### Record set ###
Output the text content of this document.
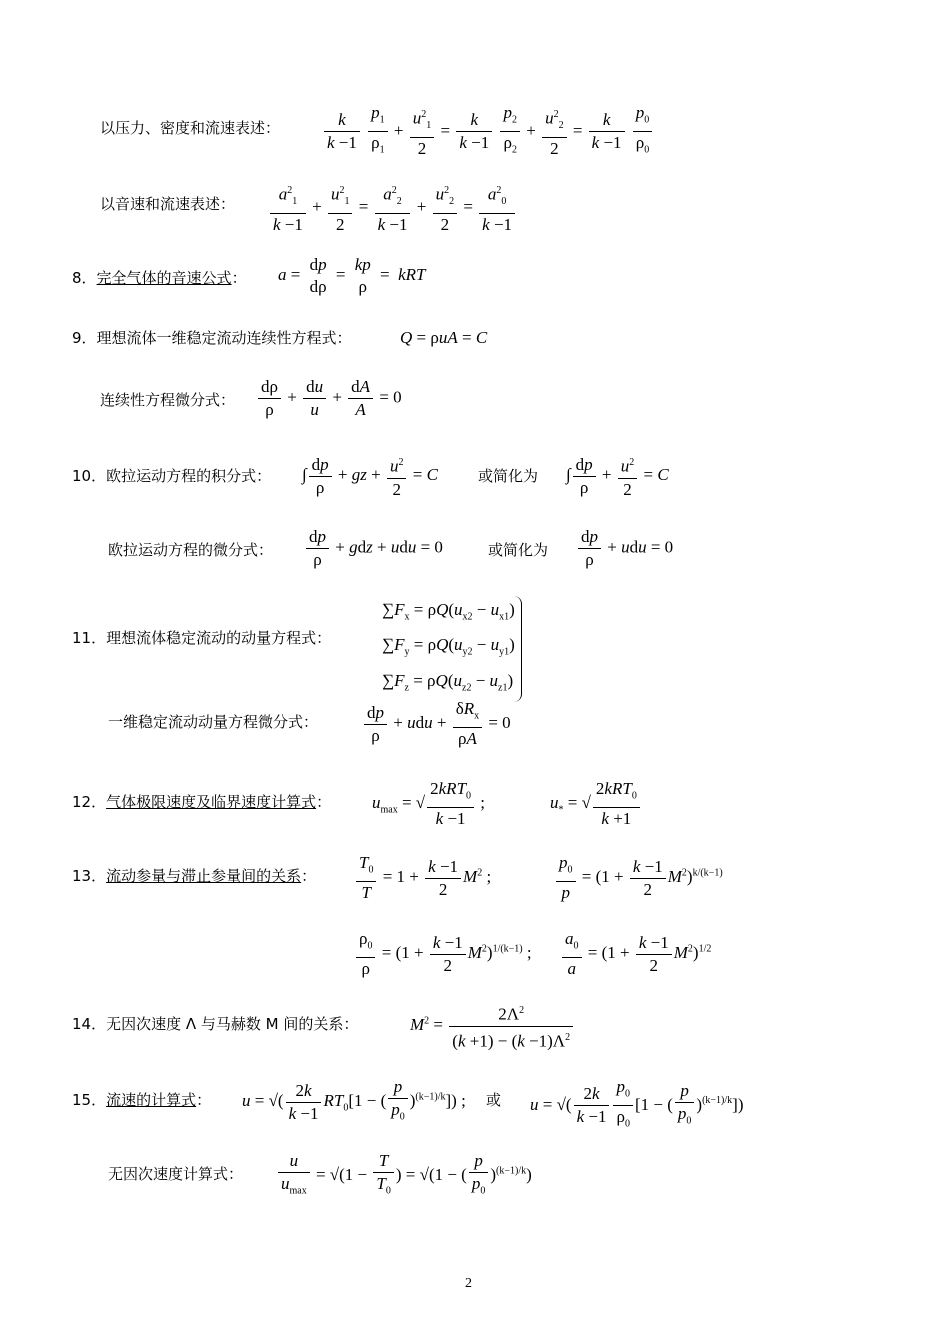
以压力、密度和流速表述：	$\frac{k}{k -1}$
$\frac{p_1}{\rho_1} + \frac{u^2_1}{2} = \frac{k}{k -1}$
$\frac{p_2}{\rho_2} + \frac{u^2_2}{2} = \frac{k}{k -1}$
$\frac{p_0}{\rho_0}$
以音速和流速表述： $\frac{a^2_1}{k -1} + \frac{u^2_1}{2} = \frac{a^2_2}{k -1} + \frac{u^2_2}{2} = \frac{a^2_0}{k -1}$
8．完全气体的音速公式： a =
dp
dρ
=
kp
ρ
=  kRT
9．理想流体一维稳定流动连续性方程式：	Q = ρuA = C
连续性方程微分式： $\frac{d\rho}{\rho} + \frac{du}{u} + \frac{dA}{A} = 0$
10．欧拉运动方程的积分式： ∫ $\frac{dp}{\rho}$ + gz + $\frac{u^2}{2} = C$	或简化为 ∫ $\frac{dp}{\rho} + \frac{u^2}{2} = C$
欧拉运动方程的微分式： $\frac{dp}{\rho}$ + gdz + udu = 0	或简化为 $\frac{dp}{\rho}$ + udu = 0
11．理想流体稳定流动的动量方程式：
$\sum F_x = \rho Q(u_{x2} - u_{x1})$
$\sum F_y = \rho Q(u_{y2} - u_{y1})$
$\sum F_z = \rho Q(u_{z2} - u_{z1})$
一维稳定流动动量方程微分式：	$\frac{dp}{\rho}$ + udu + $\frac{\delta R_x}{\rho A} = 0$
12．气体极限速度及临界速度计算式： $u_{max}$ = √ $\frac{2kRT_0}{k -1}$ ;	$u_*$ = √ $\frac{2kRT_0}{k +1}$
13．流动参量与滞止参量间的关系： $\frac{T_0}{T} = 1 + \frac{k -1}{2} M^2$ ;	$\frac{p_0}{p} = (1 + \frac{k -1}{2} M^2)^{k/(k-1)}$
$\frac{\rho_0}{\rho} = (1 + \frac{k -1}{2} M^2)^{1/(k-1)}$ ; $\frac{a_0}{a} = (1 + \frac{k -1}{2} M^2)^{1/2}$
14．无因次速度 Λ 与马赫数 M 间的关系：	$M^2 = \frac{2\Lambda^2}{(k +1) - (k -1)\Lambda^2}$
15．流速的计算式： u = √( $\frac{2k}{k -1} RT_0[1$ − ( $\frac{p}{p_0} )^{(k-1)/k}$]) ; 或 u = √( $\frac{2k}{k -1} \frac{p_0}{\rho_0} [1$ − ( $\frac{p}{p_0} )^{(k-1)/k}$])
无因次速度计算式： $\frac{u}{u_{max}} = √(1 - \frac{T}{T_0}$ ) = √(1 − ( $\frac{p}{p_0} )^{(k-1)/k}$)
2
###
What you have to do: The data above needs to be retyped exactly, with the images left out.

Task output:
Output the text content of this document.
以压力、密度和流速表述：	$\frac{k}{k -1}$
$\frac{p_1}{\rho_1} + \frac{u^2_1}{2} = \frac{k}{k -1}$
$\frac{p_2}{\rho_2} + \frac{u^2_2}{2} = \frac{k}{k -1}$
$\frac{p_0}{\rho_0}$
以音速和流速表述： $\frac{a^2_1}{k -1} + \frac{u^2_1}{2} = \frac{a^2_2}{k -1} + \frac{u^2_2}{2} = \frac{a^2_0}{k -1}$
8．完全气体的音速公式： a =
dp
dρ
=
kp
ρ
=  kRT
9．理想流体一维稳定流动连续性方程式：	Q = ρuA = C
连续性方程微分式： $\frac{d\rho}{\rho} + \frac{du}{u} + \frac{dA}{A} = 0$
10．欧拉运动方程的积分式： ∫ $\frac{dp}{\rho}$ + gz + $\frac{u^2}{2} = C$	或简化为 ∫ $\frac{dp}{\rho} + \frac{u^2}{2} = C$
欧拉运动方程的微分式： $\frac{dp}{\rho}$ + gdz + udu = 0	或简化为 $\frac{dp}{\rho}$ + udu = 0
11．理想流体稳定流动的动量方程式：
$\sum F_x = \rho Q(u_{x2} - u_{x1})$
$\sum F_y = \rho Q(u_{y2} - u_{y1})$
$\sum F_z = \rho Q(u_{z2} - u_{z1})$
一维稳定流动动量方程微分式：	$\frac{dp}{\rho}$ + udu + $\frac{\delta R_x}{\rho A} = 0$
12．气体极限速度及临界速度计算式： $u_{max}$ = √ $\frac{2kRT_0}{k -1}$ ;	$u_*$ = √ $\frac{2kRT_0}{k +1}$
13．流动参量与滞止参量间的关系： $\frac{T_0}{T} = 1 + \frac{k -1}{2} M^2$ ;	$\frac{p_0}{p} = (1 + \frac{k -1}{2} M^2)^{k/(k-1)}$
$\frac{\rho_0}{\rho} = (1 + \frac{k -1}{2} M^2)^{1/(k-1)}$ ; $\frac{a_0}{a} = (1 + \frac{k -1}{2} M^2)^{1/2}$
14．无因次速度 Λ 与马赫数 M 间的关系：	$M^2 = \frac{2\Lambda^2}{(k +1) - (k -1)\Lambda^2}$
15．流速的计算式： u = √( $\frac{2k}{k -1} RT_0[1$ − ( $\frac{p}{p_0} )^{(k-1)/k}$]) ; 或 u = √( $\frac{2k}{k -1} \frac{p_0}{\rho_0} [1$ − ( $\frac{p}{p_0} )^{(k-1)/k}$])
无因次速度计算式： $\frac{u}{u_{max}} = √(1 - \frac{T}{T_0}$ ) = √(1 − ( $\frac{p}{p_0} )^{(k-1)/k}$)
2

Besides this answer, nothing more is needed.